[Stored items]

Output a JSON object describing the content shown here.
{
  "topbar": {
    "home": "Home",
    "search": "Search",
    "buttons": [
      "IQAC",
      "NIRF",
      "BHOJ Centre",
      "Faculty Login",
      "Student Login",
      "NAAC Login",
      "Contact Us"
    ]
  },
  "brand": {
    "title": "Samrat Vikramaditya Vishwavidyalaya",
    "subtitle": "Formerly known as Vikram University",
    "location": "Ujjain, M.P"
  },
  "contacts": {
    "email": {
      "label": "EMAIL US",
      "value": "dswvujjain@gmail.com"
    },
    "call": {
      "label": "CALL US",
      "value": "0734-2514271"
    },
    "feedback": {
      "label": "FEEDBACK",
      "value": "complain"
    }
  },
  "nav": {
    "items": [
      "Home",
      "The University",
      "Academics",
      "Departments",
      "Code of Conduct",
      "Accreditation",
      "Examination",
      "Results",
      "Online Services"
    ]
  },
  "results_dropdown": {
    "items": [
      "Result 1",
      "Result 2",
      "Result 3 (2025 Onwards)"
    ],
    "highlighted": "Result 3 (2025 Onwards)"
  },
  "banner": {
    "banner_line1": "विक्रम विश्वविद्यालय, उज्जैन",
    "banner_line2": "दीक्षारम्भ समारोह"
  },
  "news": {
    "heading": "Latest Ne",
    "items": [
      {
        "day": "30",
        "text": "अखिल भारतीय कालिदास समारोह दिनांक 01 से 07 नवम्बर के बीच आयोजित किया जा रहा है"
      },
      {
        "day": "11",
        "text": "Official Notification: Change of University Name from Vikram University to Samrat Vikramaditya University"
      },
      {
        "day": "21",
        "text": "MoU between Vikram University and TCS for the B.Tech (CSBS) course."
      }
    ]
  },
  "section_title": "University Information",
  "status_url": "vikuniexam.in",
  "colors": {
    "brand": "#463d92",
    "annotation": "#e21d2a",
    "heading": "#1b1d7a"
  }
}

> TASK GOAL
Show the lines of the records that include the string "value".

> ANSWER TO THE TASK
      "value": "dswvujjain@gmail.com"
      "value": "0734-2514271"
      "value": "complain"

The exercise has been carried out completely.